**** Items ****
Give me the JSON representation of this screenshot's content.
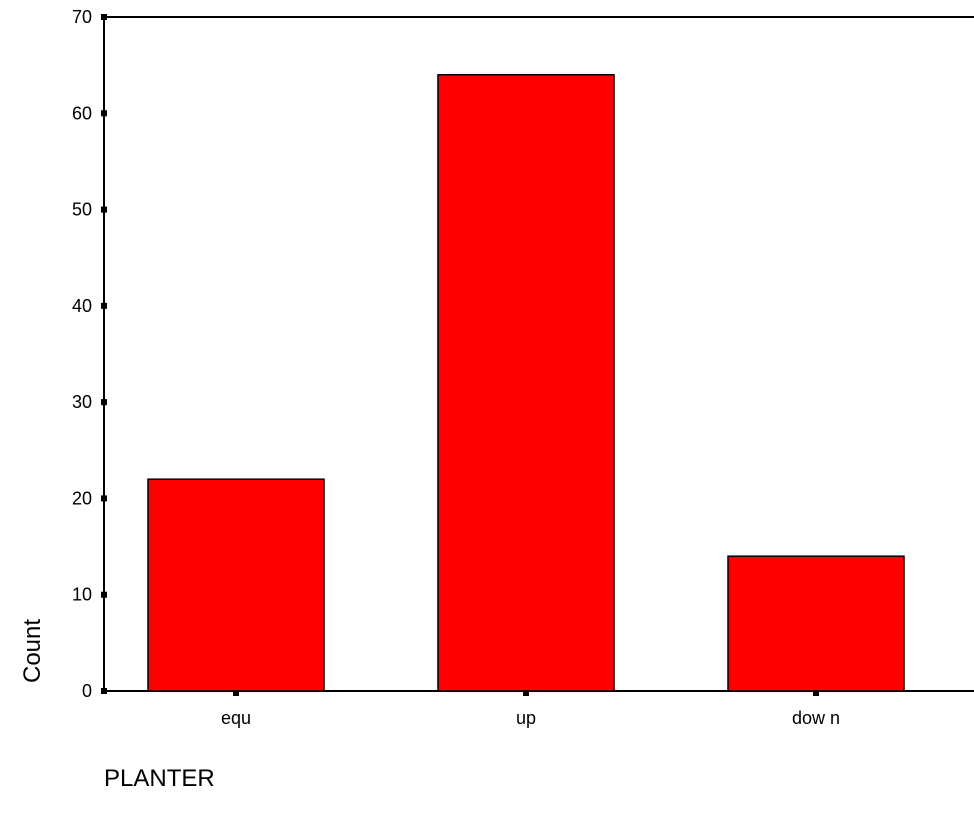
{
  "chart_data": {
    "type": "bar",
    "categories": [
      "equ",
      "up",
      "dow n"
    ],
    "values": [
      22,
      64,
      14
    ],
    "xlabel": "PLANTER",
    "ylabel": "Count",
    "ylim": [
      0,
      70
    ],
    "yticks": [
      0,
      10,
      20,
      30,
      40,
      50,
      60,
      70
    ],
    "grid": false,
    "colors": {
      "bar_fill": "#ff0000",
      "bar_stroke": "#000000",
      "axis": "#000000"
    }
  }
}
****
**** Items ****
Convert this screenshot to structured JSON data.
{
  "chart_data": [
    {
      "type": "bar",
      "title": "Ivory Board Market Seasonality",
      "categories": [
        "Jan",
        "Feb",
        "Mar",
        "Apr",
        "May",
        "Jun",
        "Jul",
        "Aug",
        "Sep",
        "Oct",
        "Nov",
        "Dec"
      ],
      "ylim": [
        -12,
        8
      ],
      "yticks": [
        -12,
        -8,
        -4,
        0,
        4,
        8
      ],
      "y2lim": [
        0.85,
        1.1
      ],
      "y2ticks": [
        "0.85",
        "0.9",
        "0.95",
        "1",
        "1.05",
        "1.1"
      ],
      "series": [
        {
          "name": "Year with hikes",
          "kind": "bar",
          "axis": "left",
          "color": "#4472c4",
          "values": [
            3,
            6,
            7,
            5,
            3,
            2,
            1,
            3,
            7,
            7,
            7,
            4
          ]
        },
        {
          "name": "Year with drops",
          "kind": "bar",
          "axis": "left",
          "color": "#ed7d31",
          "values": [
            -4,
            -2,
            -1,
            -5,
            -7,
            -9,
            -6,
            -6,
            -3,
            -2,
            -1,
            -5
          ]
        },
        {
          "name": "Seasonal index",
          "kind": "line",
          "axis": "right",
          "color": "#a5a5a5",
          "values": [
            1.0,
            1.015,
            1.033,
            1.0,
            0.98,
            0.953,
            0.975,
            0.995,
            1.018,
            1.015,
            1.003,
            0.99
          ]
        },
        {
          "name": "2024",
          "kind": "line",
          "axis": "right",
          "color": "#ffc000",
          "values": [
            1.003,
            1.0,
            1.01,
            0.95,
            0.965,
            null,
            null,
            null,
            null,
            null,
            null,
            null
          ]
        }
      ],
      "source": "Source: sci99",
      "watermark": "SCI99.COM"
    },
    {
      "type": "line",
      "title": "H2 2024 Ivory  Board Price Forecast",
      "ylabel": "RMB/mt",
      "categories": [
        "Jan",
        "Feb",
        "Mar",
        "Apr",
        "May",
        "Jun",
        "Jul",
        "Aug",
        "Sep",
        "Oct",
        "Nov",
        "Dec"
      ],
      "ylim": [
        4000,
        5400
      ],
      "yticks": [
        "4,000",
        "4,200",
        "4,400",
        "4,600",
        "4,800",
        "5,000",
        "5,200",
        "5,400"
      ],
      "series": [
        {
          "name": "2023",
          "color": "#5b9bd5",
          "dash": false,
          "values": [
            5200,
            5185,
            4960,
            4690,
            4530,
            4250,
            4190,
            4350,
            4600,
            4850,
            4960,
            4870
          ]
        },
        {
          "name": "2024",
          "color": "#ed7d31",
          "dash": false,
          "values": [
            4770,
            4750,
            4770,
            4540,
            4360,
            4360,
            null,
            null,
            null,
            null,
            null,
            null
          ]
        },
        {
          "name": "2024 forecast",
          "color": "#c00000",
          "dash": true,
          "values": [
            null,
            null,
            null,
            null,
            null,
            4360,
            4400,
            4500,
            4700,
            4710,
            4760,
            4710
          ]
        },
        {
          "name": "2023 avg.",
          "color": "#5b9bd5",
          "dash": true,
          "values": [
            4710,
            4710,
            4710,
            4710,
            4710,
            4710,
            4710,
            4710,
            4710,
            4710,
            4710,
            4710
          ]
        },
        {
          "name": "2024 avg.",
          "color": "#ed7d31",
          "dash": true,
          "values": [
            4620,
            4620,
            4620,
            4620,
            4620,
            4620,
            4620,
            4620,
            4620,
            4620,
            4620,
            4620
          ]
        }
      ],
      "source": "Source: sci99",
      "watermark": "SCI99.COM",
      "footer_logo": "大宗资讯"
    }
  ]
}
****
**** Items ****
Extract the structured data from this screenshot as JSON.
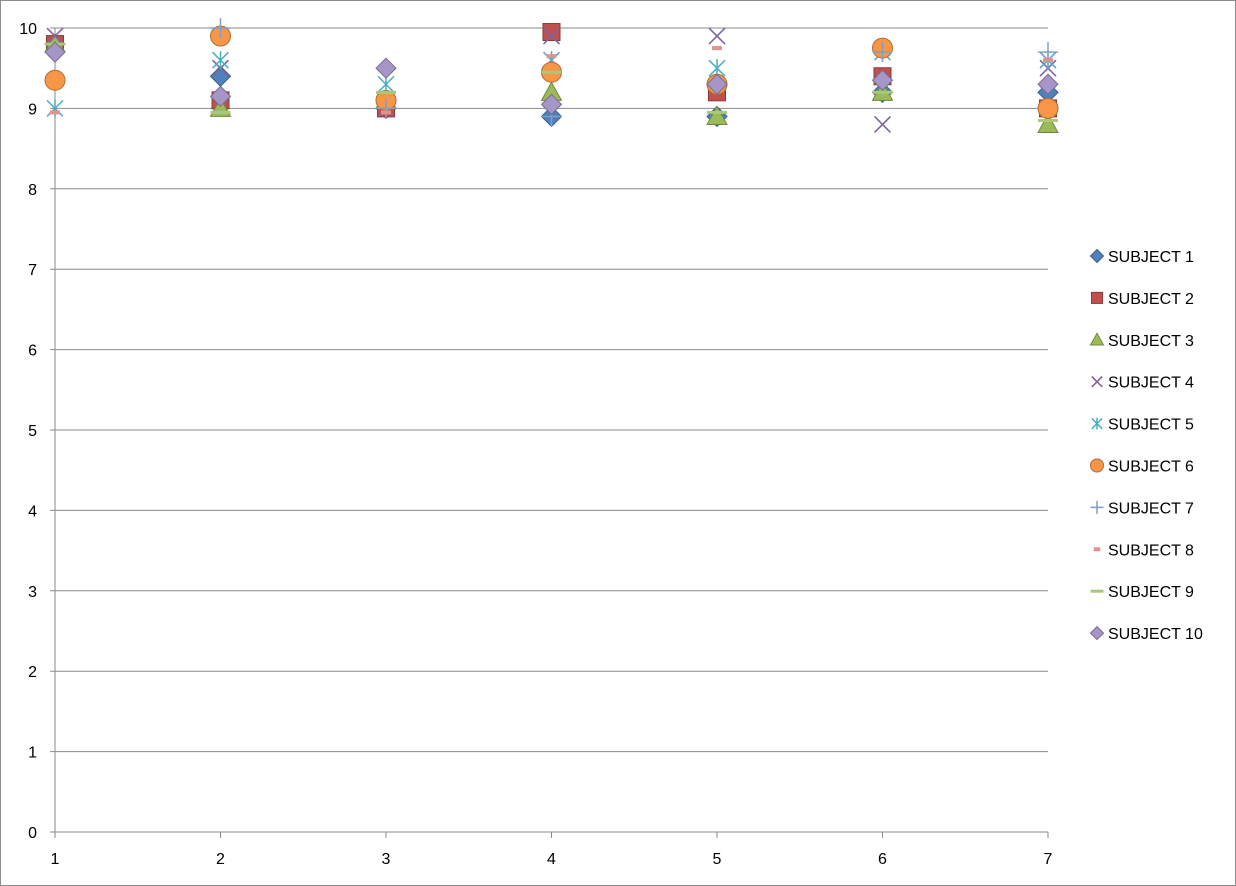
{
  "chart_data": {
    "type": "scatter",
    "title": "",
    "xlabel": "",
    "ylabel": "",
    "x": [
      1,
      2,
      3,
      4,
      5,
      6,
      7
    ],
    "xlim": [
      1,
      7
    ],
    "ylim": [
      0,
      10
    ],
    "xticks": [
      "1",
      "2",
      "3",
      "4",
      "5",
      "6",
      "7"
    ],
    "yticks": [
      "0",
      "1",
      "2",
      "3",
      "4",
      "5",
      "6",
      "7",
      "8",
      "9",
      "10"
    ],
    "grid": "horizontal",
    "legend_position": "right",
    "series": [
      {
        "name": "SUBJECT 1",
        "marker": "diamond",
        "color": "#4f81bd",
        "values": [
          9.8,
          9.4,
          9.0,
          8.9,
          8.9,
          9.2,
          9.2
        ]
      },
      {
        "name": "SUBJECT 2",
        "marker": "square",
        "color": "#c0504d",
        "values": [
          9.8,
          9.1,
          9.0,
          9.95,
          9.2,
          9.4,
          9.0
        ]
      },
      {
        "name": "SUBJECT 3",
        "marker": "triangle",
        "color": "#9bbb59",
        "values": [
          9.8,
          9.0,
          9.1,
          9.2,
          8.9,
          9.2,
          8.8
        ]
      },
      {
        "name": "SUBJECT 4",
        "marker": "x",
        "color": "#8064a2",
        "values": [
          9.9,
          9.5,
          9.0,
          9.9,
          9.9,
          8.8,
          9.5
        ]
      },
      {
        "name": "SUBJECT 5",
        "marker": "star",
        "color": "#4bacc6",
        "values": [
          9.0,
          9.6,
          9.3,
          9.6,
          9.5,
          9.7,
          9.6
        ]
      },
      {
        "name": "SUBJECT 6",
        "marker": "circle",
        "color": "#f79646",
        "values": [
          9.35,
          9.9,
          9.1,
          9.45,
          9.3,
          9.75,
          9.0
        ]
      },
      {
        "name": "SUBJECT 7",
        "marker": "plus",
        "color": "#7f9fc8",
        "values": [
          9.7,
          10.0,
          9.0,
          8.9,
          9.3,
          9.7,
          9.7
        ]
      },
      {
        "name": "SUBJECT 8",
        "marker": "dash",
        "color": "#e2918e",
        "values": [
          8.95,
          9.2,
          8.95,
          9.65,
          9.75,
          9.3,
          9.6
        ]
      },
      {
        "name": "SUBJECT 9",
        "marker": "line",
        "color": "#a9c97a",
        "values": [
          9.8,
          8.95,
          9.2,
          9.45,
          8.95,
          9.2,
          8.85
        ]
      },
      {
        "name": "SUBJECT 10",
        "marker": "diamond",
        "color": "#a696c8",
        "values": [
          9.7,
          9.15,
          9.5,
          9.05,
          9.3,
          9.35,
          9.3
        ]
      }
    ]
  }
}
****
Problem: From the data above, work out how many lines hold "type". Answer with the number alone.

Response to the exercise: 4